## EXERCISE DESCRIPTION
From the entries below, list each line with "Среднее".

=-=-=-=-=

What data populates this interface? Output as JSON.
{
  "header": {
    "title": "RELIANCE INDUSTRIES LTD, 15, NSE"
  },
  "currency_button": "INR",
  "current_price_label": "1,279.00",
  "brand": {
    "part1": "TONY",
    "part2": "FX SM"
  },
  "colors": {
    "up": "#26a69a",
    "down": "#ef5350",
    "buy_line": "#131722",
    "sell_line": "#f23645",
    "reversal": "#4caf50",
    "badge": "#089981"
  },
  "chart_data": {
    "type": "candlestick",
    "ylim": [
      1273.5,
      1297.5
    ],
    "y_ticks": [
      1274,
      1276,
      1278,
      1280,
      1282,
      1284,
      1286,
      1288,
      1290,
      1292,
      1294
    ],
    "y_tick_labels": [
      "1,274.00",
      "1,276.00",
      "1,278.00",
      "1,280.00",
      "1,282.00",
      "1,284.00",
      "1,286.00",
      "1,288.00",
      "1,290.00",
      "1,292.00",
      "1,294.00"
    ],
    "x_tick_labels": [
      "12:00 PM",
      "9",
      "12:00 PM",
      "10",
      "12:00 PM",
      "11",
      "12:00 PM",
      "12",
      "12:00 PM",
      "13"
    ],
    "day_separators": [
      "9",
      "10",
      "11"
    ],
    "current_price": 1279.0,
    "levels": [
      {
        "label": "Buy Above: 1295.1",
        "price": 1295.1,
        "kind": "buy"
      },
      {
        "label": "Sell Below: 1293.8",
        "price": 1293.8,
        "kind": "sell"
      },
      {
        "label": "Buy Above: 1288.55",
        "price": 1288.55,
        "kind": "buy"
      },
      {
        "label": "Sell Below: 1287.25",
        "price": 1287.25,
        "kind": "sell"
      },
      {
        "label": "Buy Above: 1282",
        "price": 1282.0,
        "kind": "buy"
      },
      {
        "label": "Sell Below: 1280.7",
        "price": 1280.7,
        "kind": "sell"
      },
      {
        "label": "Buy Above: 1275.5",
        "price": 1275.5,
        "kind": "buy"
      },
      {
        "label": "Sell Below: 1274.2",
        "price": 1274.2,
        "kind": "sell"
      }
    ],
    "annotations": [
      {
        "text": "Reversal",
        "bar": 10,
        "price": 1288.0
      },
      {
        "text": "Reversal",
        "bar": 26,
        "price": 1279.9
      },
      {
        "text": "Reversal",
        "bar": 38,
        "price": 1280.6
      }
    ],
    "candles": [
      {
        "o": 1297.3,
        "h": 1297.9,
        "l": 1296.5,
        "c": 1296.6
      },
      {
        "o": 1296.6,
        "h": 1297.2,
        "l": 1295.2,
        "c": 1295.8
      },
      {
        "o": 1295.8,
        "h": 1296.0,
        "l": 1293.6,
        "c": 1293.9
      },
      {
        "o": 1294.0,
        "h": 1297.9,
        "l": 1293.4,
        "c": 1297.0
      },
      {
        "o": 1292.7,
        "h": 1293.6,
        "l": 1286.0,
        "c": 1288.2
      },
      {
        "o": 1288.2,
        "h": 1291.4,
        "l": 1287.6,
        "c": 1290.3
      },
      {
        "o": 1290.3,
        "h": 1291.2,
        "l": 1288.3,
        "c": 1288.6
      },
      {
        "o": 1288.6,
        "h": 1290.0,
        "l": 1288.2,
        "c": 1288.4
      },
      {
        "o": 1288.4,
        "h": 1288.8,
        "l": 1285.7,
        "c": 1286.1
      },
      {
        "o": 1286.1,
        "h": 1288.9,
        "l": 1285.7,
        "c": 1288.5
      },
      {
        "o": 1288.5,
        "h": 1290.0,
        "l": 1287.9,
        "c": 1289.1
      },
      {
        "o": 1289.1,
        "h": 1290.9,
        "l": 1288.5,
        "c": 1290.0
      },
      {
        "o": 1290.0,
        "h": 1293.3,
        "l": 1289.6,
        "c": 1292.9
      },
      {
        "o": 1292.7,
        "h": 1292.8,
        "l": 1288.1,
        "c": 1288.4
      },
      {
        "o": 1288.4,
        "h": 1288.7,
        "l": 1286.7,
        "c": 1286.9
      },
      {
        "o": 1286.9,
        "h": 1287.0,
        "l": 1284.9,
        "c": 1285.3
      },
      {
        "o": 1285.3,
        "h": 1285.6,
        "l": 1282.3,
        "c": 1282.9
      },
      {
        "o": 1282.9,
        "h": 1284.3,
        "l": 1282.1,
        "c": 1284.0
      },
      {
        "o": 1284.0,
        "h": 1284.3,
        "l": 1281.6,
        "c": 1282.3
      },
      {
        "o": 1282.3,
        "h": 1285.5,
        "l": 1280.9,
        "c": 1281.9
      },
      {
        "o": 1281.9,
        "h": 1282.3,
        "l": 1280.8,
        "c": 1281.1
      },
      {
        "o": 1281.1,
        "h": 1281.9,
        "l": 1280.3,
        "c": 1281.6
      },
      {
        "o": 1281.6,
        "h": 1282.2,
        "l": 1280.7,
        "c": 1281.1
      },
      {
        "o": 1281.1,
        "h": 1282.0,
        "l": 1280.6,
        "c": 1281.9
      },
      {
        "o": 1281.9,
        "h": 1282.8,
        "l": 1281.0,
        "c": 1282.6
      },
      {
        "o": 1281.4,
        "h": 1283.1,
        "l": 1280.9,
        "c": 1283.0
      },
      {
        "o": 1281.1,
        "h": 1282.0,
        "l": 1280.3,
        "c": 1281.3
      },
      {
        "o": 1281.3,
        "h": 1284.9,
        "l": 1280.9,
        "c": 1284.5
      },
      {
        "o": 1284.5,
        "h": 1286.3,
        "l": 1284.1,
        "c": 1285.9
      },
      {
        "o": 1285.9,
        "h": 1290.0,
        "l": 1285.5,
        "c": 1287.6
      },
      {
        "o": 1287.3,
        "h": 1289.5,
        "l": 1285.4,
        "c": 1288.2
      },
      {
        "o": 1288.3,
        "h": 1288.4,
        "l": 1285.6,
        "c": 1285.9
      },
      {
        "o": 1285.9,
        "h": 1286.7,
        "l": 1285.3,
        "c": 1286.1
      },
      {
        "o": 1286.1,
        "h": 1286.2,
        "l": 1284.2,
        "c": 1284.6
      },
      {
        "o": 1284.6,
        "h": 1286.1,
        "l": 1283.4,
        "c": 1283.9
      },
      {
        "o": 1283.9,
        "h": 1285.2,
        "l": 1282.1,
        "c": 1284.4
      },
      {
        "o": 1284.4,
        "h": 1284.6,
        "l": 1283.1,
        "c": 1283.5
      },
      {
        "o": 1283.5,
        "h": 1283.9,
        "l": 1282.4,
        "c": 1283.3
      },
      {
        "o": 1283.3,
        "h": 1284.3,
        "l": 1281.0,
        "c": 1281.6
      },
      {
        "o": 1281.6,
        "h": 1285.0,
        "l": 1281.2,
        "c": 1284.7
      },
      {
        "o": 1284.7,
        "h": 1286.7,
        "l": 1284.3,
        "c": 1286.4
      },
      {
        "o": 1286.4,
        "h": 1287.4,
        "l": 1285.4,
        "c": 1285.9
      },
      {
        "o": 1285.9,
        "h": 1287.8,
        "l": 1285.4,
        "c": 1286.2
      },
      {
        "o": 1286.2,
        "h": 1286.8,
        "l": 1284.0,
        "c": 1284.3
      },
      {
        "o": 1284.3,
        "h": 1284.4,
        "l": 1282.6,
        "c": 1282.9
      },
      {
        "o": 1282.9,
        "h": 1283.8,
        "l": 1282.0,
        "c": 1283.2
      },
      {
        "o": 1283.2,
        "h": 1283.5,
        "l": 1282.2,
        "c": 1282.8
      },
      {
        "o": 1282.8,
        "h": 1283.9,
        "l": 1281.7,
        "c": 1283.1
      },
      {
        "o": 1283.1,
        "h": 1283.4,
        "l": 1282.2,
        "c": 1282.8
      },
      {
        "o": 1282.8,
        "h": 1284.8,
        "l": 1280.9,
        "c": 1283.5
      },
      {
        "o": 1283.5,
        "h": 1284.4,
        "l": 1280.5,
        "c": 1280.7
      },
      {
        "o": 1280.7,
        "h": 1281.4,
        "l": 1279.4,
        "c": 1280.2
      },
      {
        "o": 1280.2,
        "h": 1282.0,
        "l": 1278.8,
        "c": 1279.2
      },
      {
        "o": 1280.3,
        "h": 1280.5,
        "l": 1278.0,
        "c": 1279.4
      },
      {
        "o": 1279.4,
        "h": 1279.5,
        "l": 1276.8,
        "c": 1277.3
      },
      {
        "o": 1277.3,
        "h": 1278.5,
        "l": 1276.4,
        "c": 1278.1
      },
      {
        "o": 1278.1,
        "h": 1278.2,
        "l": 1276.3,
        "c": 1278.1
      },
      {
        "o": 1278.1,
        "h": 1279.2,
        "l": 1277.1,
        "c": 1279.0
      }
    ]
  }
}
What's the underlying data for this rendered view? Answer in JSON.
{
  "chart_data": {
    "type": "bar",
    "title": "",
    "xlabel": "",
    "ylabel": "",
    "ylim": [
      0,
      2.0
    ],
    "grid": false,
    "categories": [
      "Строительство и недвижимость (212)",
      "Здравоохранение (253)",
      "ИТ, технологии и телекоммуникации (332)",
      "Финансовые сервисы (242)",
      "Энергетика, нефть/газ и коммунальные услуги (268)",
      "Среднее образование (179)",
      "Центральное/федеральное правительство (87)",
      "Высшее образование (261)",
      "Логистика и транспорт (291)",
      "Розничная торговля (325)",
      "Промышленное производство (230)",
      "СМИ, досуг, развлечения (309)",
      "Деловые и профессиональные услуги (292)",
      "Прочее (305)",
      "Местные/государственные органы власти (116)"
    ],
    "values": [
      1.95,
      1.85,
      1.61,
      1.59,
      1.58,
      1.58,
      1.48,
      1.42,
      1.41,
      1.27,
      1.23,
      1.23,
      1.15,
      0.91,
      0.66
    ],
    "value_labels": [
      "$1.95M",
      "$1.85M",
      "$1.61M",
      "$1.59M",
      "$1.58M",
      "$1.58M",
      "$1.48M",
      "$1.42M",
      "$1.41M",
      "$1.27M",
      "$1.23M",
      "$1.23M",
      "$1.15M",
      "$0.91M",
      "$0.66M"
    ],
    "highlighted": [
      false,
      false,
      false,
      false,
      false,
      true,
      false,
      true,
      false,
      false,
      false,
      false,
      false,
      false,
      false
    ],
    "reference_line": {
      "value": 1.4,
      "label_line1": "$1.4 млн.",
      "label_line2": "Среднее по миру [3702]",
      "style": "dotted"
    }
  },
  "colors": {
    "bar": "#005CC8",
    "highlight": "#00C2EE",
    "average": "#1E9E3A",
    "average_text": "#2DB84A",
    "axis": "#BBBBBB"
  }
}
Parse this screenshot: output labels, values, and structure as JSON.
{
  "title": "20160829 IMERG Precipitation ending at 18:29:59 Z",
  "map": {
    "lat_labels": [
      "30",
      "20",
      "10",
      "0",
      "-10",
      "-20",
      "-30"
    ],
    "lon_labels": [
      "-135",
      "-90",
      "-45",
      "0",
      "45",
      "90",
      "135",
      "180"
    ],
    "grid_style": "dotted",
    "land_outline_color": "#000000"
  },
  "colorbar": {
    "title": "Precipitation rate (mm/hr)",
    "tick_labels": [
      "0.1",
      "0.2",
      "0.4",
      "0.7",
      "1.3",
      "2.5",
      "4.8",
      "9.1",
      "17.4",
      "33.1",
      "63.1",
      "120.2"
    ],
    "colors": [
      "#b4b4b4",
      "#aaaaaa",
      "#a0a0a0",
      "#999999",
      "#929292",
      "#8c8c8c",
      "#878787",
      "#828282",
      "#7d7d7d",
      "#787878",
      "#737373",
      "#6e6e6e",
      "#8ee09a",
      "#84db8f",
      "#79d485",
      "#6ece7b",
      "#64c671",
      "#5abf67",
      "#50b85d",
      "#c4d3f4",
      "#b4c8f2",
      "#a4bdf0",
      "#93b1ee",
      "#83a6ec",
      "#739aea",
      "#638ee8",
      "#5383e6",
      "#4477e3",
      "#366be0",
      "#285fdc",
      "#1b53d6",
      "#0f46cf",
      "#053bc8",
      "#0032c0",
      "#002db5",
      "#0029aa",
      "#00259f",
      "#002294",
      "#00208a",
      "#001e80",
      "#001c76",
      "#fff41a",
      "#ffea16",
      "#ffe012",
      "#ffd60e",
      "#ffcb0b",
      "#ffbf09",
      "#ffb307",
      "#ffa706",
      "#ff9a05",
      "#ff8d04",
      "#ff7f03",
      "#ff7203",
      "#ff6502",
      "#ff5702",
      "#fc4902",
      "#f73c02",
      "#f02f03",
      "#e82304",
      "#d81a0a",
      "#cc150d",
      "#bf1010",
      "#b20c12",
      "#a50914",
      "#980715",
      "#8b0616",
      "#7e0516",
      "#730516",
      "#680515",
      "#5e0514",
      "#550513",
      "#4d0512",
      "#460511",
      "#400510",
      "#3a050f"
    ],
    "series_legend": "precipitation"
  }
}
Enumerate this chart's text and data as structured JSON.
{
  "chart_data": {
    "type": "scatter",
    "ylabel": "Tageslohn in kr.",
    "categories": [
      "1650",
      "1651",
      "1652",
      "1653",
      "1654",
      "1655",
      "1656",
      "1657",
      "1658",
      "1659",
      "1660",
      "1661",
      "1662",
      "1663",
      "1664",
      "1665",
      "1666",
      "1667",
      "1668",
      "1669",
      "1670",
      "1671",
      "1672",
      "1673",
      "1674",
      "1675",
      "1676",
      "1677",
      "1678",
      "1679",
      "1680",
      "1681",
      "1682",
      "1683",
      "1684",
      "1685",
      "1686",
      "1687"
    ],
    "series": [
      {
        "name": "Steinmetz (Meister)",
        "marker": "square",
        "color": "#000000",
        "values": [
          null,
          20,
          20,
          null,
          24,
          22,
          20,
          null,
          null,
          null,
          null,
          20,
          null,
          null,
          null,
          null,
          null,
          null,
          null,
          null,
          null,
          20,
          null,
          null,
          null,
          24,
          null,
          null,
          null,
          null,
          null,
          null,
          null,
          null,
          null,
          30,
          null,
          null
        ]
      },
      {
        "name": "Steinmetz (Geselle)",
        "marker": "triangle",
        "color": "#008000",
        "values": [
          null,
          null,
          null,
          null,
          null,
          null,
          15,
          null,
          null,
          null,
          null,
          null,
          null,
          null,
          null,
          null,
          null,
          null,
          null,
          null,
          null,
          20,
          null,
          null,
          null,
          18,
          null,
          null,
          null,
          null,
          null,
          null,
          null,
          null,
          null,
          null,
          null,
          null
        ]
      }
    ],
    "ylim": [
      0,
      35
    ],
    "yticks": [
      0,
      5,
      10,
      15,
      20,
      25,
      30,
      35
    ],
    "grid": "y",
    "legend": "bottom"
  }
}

=-=-=-=-=

## RESULT OF THE TASK
      "Среднее образование (179)",
      "label_line2": "Среднее по миру [3702]",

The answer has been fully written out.